STATED PROBLEM: Word for word, set down the records and skip each picture.

EXTRACTED MATERIAL:
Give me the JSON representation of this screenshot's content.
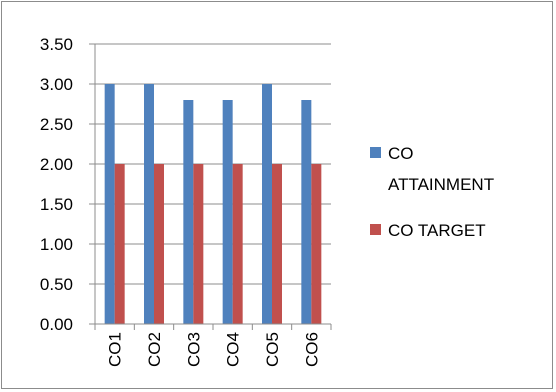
{
  "chart_data": {
    "type": "bar",
    "categories": [
      "CO1",
      "CO2",
      "CO3",
      "CO4",
      "CO5",
      "CO6"
    ],
    "series": [
      {
        "name": "CO ATTAINMENT",
        "values": [
          3.0,
          3.0,
          2.8,
          2.8,
          3.0,
          2.8
        ],
        "color": "#4f81bd"
      },
      {
        "name": "CO TARGET",
        "values": [
          2.0,
          2.0,
          2.0,
          2.0,
          2.0,
          2.0
        ],
        "color": "#c0504d"
      }
    ],
    "y_ticks": [
      "0.00",
      "0.50",
      "1.00",
      "1.50",
      "2.00",
      "2.50",
      "3.00",
      "3.50"
    ],
    "ylim": [
      0,
      3.5
    ],
    "grid": true,
    "legend_position": "right",
    "legend": {
      "series1_lines": [
        "CO",
        "ATTAINMENT"
      ],
      "series2_lines": [
        "CO TARGET"
      ]
    }
  }
}
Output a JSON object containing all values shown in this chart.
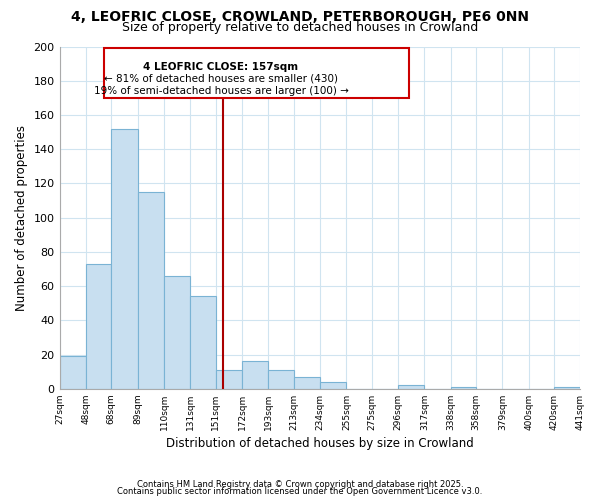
{
  "title1": "4, LEOFRIC CLOSE, CROWLAND, PETERBOROUGH, PE6 0NN",
  "title2": "Size of property relative to detached houses in Crowland",
  "xlabel": "Distribution of detached houses by size in Crowland",
  "ylabel": "Number of detached properties",
  "bar_color": "#c8dff0",
  "bar_edge_color": "#7ab3d4",
  "bins": [
    27,
    48,
    68,
    89,
    110,
    131,
    151,
    172,
    193,
    213,
    234,
    255,
    275,
    296,
    317,
    338,
    358,
    379,
    400,
    420,
    441
  ],
  "counts": [
    19,
    73,
    152,
    115,
    66,
    54,
    11,
    16,
    11,
    7,
    4,
    0,
    0,
    2,
    0,
    1,
    0,
    0,
    0,
    1
  ],
  "tick_labels": [
    "27sqm",
    "48sqm",
    "68sqm",
    "89sqm",
    "110sqm",
    "131sqm",
    "151sqm",
    "172sqm",
    "193sqm",
    "213sqm",
    "234sqm",
    "255sqm",
    "275sqm",
    "296sqm",
    "317sqm",
    "338sqm",
    "358sqm",
    "379sqm",
    "400sqm",
    "420sqm",
    "441sqm"
  ],
  "ylim": [
    0,
    200
  ],
  "yticks": [
    0,
    20,
    40,
    60,
    80,
    100,
    120,
    140,
    160,
    180,
    200
  ],
  "vline_x": 157,
  "vline_color": "#aa0000",
  "annotation_box_title": "4 LEOFRIC CLOSE: 157sqm",
  "annotation_line1": "← 81% of detached houses are smaller (430)",
  "annotation_line2": "19% of semi-detached houses are larger (100) →",
  "annotation_box_color": "#ffffff",
  "annotation_box_edge": "#cc0000",
  "footnote1": "Contains HM Land Registry data © Crown copyright and database right 2025.",
  "footnote2": "Contains public sector information licensed under the Open Government Licence v3.0.",
  "background_color": "#ffffff",
  "grid_color": "#d0e4f0"
}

ANSWER TO THIS TASK:
Give me the JSON representation of this screenshot's content.
{
  "chart_data": {
    "type": "bar",
    "categories": [
      "CO1",
      "CO2",
      "CO3",
      "CO4",
      "CO5",
      "CO6"
    ],
    "series": [
      {
        "name": "CO ATTAINMENT",
        "values": [
          3.0,
          3.0,
          2.8,
          2.8,
          3.0,
          2.8
        ],
        "color": "#4f81bd"
      },
      {
        "name": "CO TARGET",
        "values": [
          2.0,
          2.0,
          2.0,
          2.0,
          2.0,
          2.0
        ],
        "color": "#c0504d"
      }
    ],
    "y_ticks": [
      "0.00",
      "0.50",
      "1.00",
      "1.50",
      "2.00",
      "2.50",
      "3.00",
      "3.50"
    ],
    "ylim": [
      0,
      3.5
    ],
    "grid": true,
    "legend_position": "right",
    "legend": {
      "series1_lines": [
        "CO",
        "ATTAINMENT"
      ],
      "series2_lines": [
        "CO TARGET"
      ]
    }
  }
}
Output a JSON object containing all values shown in this chart.
{
  "title1": "4, LEOFRIC CLOSE, CROWLAND, PETERBOROUGH, PE6 0NN",
  "title2": "Size of property relative to detached houses in Crowland",
  "xlabel": "Distribution of detached houses by size in Crowland",
  "ylabel": "Number of detached properties",
  "bar_color": "#c8dff0",
  "bar_edge_color": "#7ab3d4",
  "bins": [
    27,
    48,
    68,
    89,
    110,
    131,
    151,
    172,
    193,
    213,
    234,
    255,
    275,
    296,
    317,
    338,
    358,
    379,
    400,
    420,
    441
  ],
  "counts": [
    19,
    73,
    152,
    115,
    66,
    54,
    11,
    16,
    11,
    7,
    4,
    0,
    0,
    2,
    0,
    1,
    0,
    0,
    0,
    1
  ],
  "tick_labels": [
    "27sqm",
    "48sqm",
    "68sqm",
    "89sqm",
    "110sqm",
    "131sqm",
    "151sqm",
    "172sqm",
    "193sqm",
    "213sqm",
    "234sqm",
    "255sqm",
    "275sqm",
    "296sqm",
    "317sqm",
    "338sqm",
    "358sqm",
    "379sqm",
    "400sqm",
    "420sqm",
    "441sqm"
  ],
  "ylim": [
    0,
    200
  ],
  "yticks": [
    0,
    20,
    40,
    60,
    80,
    100,
    120,
    140,
    160,
    180,
    200
  ],
  "vline_x": 157,
  "vline_color": "#aa0000",
  "annotation_box_title": "4 LEOFRIC CLOSE: 157sqm",
  "annotation_line1": "← 81% of detached houses are smaller (430)",
  "annotation_line2": "19% of semi-detached houses are larger (100) →",
  "annotation_box_color": "#ffffff",
  "annotation_box_edge": "#cc0000",
  "footnote1": "Contains HM Land Registry data © Crown copyright and database right 2025.",
  "footnote2": "Contains public sector information licensed under the Open Government Licence v3.0.",
  "background_color": "#ffffff",
  "grid_color": "#d0e4f0"
}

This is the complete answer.